Task directions:
Repeat the records below exactly, leaving out every picture.

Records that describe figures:
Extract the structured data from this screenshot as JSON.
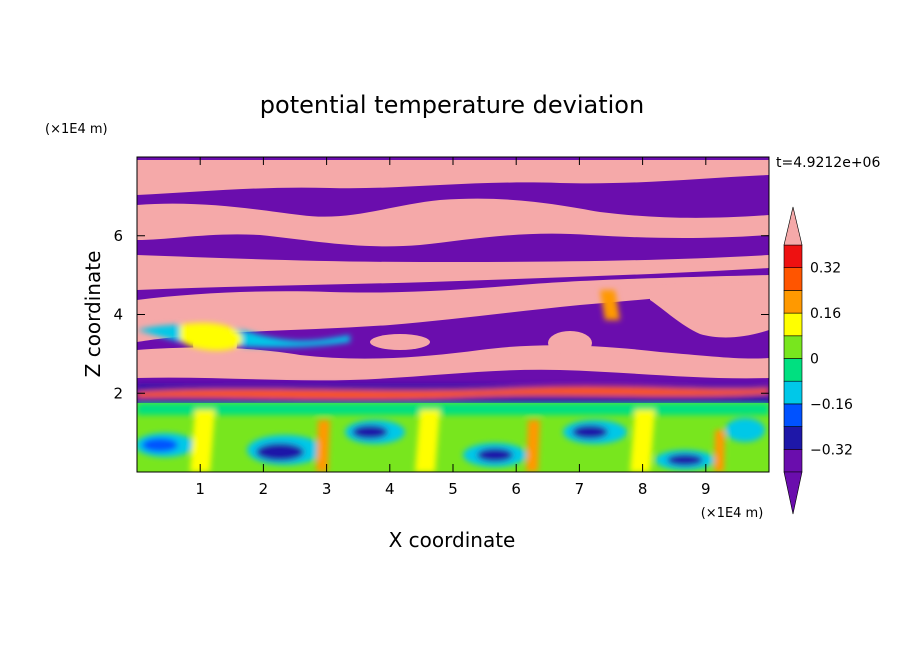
{
  "chart_data": {
    "type": "heatmap",
    "title": "potential temperature deviation",
    "xlabel": "X coordinate",
    "ylabel": "Z coordinate",
    "x_unit": "(×1E4 m)",
    "y_unit": "(×1E4 m)",
    "time_label": "t=4.9212e+06",
    "xlim": [
      0,
      10
    ],
    "ylim": [
      0,
      8
    ],
    "x_ticks": [
      "1",
      "2",
      "3",
      "4",
      "5",
      "6",
      "7",
      "8",
      "9"
    ],
    "y_ticks": [
      "2",
      "4",
      "6"
    ],
    "colorbar": {
      "levels": [
        -0.4,
        -0.32,
        -0.24,
        -0.16,
        -0.08,
        0,
        0.08,
        0.16,
        0.24,
        0.32,
        0.4
      ],
      "tick_labels": [
        "0.32",
        "0.16",
        "0",
        "−0.16",
        "−0.32"
      ],
      "colors": [
        "#6a0dad",
        "#1e17a8",
        "#0052ff",
        "#00c8e8",
        "#00e080",
        "#78e61e",
        "#ffff00",
        "#ff9900",
        "#ff5500",
        "#ee1111"
      ],
      "over_color": "#f5a9a9",
      "under_color": "#6a0dad"
    }
  }
}
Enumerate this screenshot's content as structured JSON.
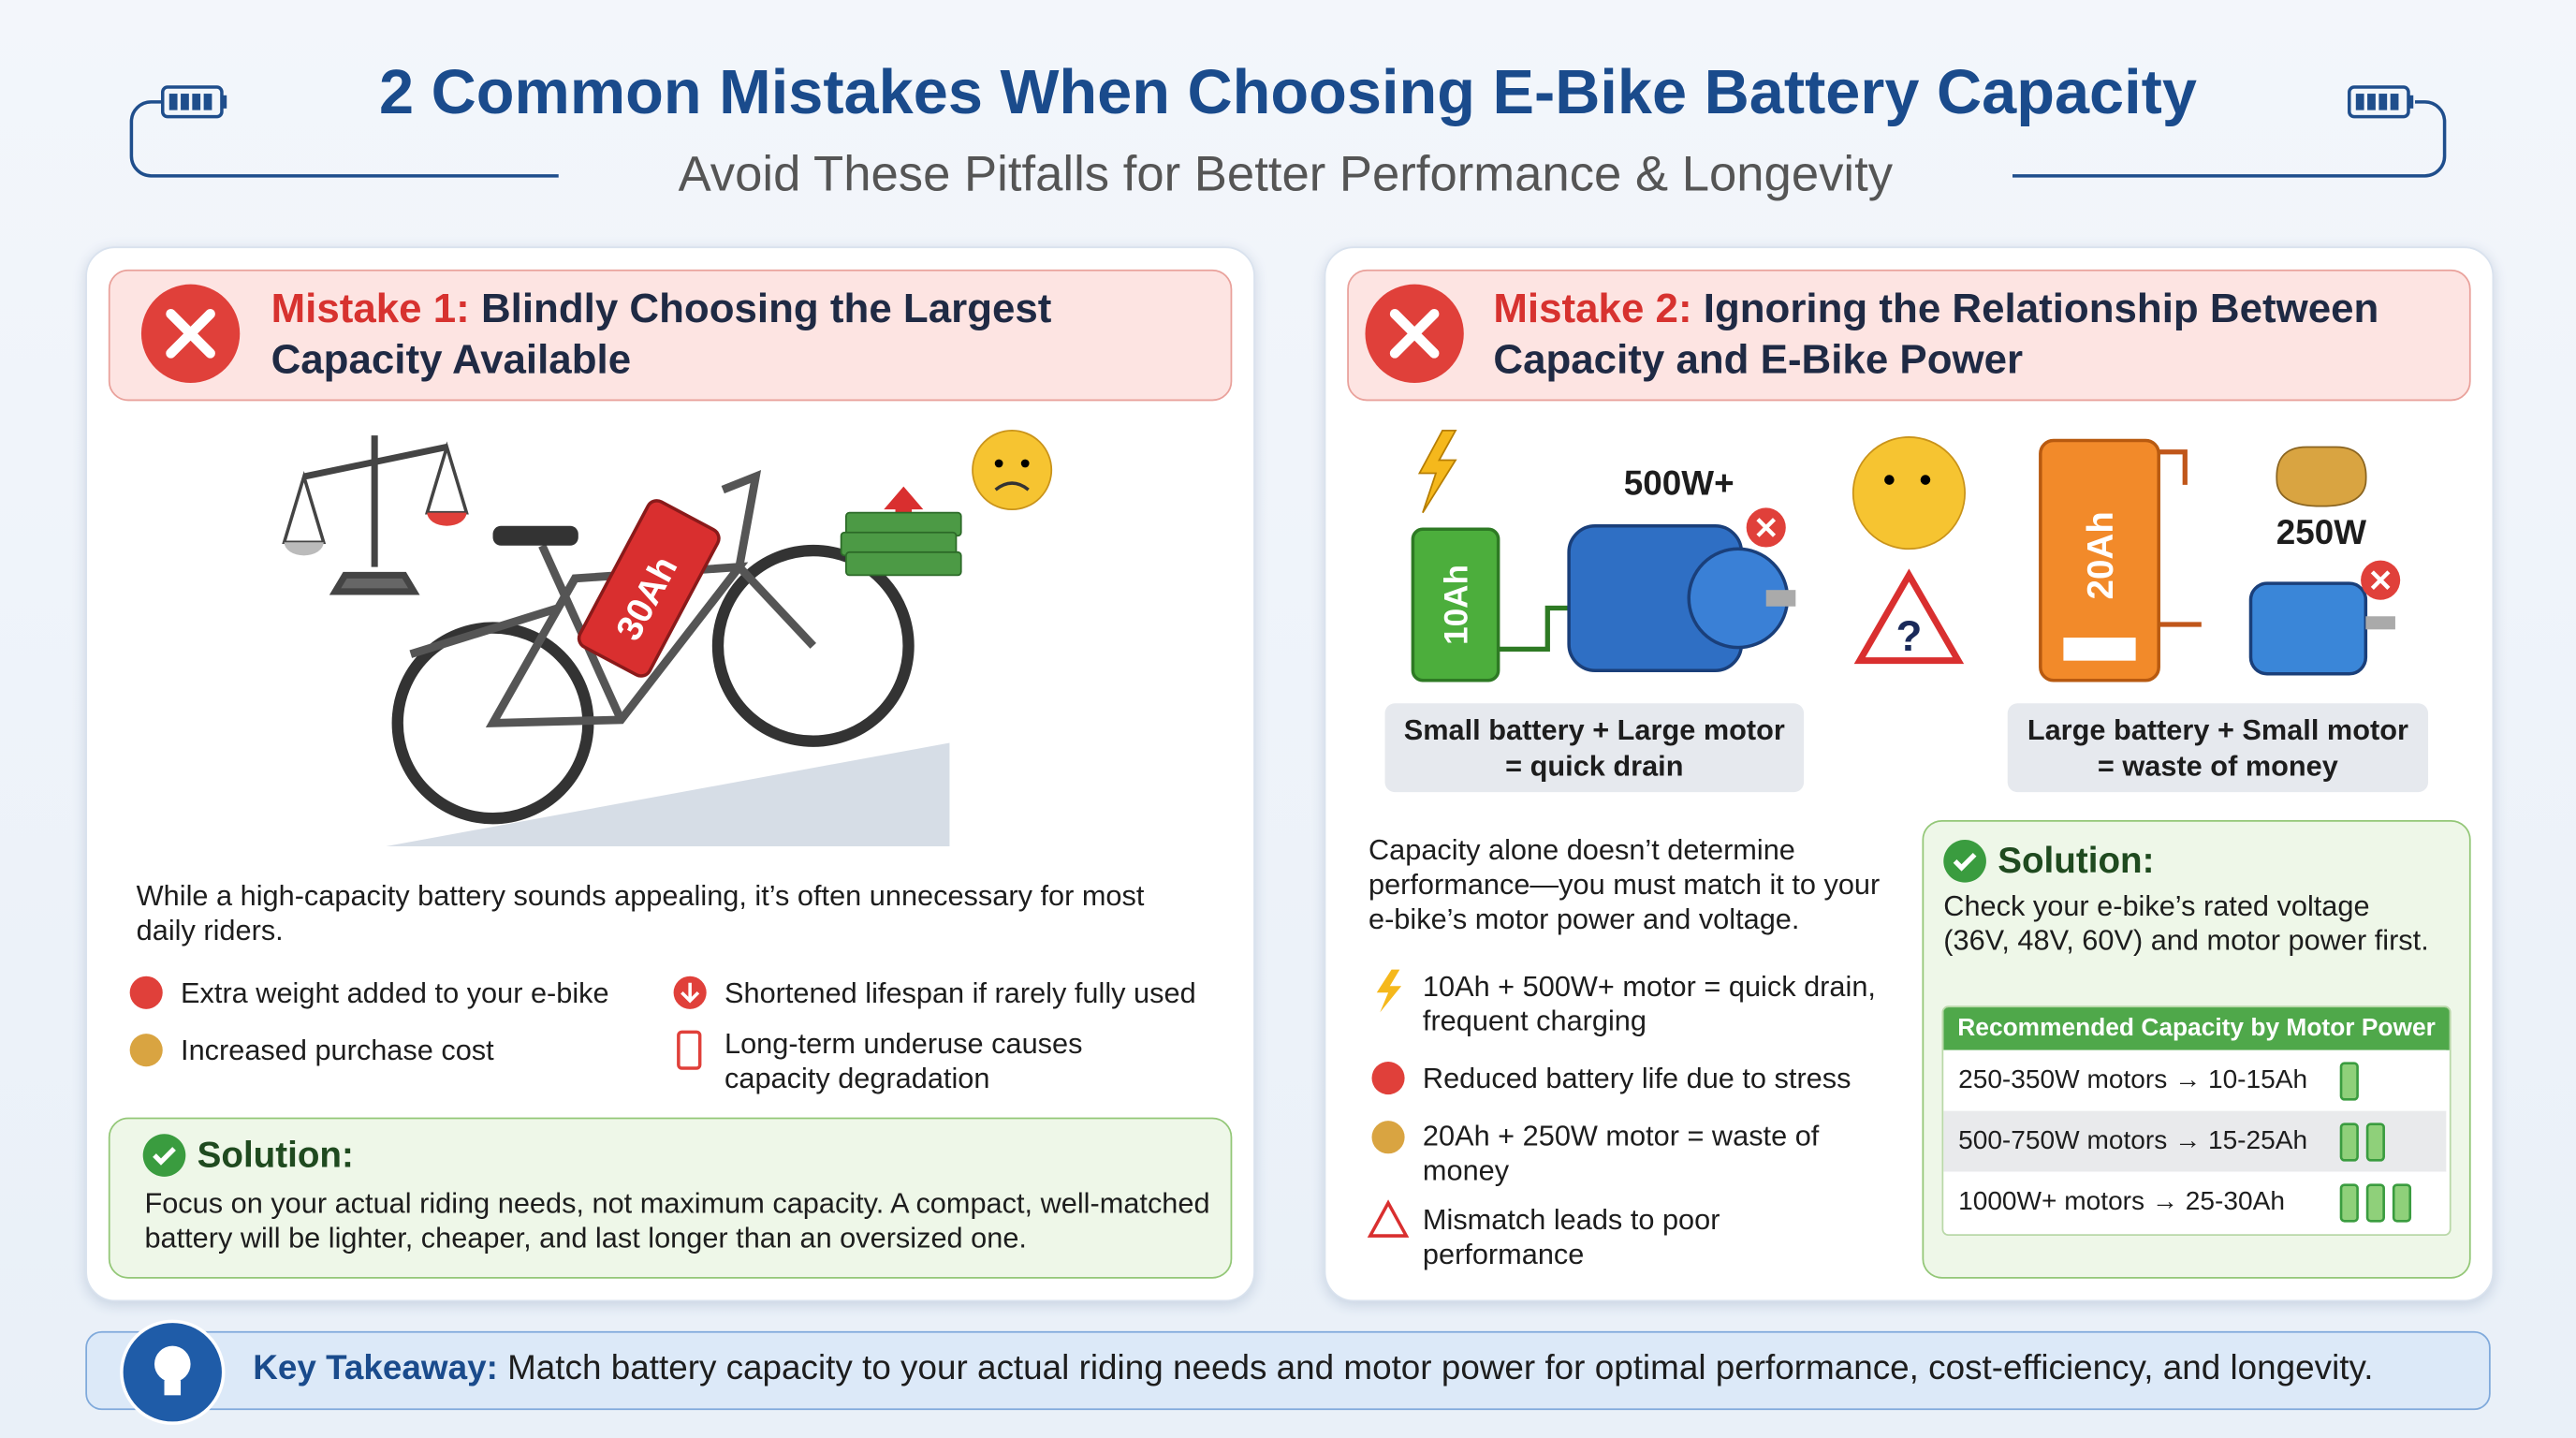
{
  "header": {
    "title": "2 Common Mistakes When Choosing E-Bike Battery Capacity",
    "subtitle": "Avoid These Pitfalls for Better Performance & Longevity"
  },
  "mistakes": [
    {
      "label": "Mistake 1:",
      "title": "Blindly Choosing the Largest Capacity Available",
      "battery_label": "30Ah",
      "description": "While a high-capacity battery sounds appealing, it’s often unnecessary for most daily riders.",
      "points": [
        "Extra weight added to your e-bike",
        "Shortened lifespan if rarely fully used",
        "Increased purchase cost",
        "Long-term underuse causes capacity degradation"
      ],
      "solution": {
        "heading": "Solution:",
        "text": "Focus on your actual riding needs, not maximum capacity. A compact, well-matched battery will be lighter, cheaper, and last longer than an oversized one."
      }
    },
    {
      "label": "Mistake 2:",
      "title": "Ignoring the Relationship Between Capacity and E-Bike Power",
      "scenarios": [
        {
          "battery": "10Ah",
          "motor": "500W+",
          "caption": [
            "Small battery + Large motor",
            "= quick drain"
          ]
        },
        {
          "battery": "20Ah",
          "motor": "250W",
          "caption": [
            "Large battery + Small motor",
            "= waste of money"
          ]
        }
      ],
      "description": "Capacity alone doesn’t determine performance—you must match it to your e-bike’s motor power and voltage.",
      "points": [
        "10Ah + 500W+ motor = quick drain, frequent charging",
        "Reduced battery life due to stress",
        "20Ah + 250W motor = waste of money",
        "Mismatch leads to poor performance"
      ],
      "solution": {
        "heading": "Solution:",
        "text": "Check your e-bike’s rated voltage (36V, 48V, 60V) and motor power first.",
        "table": {
          "title": "Recommended Capacity by Motor Power",
          "rows": [
            "250-350W motors → 10-15Ah",
            "500-750W motors → 15-25Ah",
            "1000W+ motors → 25-30Ah"
          ]
        }
      }
    }
  ],
  "takeaway": {
    "label": "Key Takeaway:",
    "text": "Match battery capacity to your actual riding needs and motor power for optimal performance, cost-efficiency, and longevity."
  }
}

Result below:
Extract the structured data from this screenshot as JSON.
{
  "chart_data": {
    "type": "heatmap",
    "title": "potential temperature deviation",
    "xlabel": "X coordinate",
    "ylabel": "Z coordinate",
    "x_unit": "(×1E4 m)",
    "y_unit": "(×1E4 m)",
    "time_label": "t=4.9212e+06",
    "xlim": [
      0,
      10
    ],
    "ylim": [
      0,
      8
    ],
    "x_ticks": [
      "1",
      "2",
      "3",
      "4",
      "5",
      "6",
      "7",
      "8",
      "9"
    ],
    "y_ticks": [
      "2",
      "4",
      "6"
    ],
    "colorbar": {
      "levels": [
        -0.4,
        -0.32,
        -0.24,
        -0.16,
        -0.08,
        0,
        0.08,
        0.16,
        0.24,
        0.32,
        0.4
      ],
      "tick_labels": [
        "0.32",
        "0.16",
        "0",
        "−0.16",
        "−0.32"
      ],
      "colors": [
        "#6a0dad",
        "#1e17a8",
        "#0052ff",
        "#00c8e8",
        "#00e080",
        "#78e61e",
        "#ffff00",
        "#ff9900",
        "#ff5500",
        "#ee1111"
      ],
      "over_color": "#f5a9a9",
      "under_color": "#6a0dad"
    }
  }
}
Enumerate this screenshot's content as structured JSON.
{
  "header": {
    "title": "2 Common Mistakes When Choosing E-Bike Battery Capacity",
    "subtitle": "Avoid These Pitfalls for Better Performance & Longevity"
  },
  "mistakes": [
    {
      "label": "Mistake 1:",
      "title": "Blindly Choosing the Largest Capacity Available",
      "battery_label": "30Ah",
      "description": "While a high-capacity battery sounds appealing, it’s often unnecessary for most daily riders.",
      "points": [
        "Extra weight added to your e-bike",
        "Shortened lifespan if rarely fully used",
        "Increased purchase cost",
        "Long-term underuse causes capacity degradation"
      ],
      "solution": {
        "heading": "Solution:",
        "text": "Focus on your actual riding needs, not maximum capacity. A compact, well-matched battery will be lighter, cheaper, and last longer than an oversized one."
      }
    },
    {
      "label": "Mistake 2:",
      "title": "Ignoring the Relationship Between Capacity and E-Bike Power",
      "scenarios": [
        {
          "battery": "10Ah",
          "motor": "500W+",
          "caption": [
            "Small battery + Large motor",
            "= quick drain"
          ]
        },
        {
          "battery": "20Ah",
          "motor": "250W",
          "caption": [
            "Large battery + Small motor",
            "= waste of money"
          ]
        }
      ],
      "description": "Capacity alone doesn’t determine performance—you must match it to your e-bike’s motor power and voltage.",
      "points": [
        "10Ah + 500W+ motor = quick drain, frequent charging",
        "Reduced battery life due to stress",
        "20Ah + 250W motor = waste of money",
        "Mismatch leads to poor performance"
      ],
      "solution": {
        "heading": "Solution:",
        "text": "Check your e-bike’s rated voltage (36V, 48V, 60V) and motor power first.",
        "table": {
          "title": "Recommended Capacity by Motor Power",
          "rows": [
            "250-350W motors → 10-15Ah",
            "500-750W motors → 15-25Ah",
            "1000W+ motors → 25-30Ah"
          ]
        }
      }
    }
  ],
  "takeaway": {
    "label": "Key Takeaway:",
    "text": "Match battery capacity to your actual riding needs and motor power for optimal performance, cost-efficiency, and longevity."
  }
}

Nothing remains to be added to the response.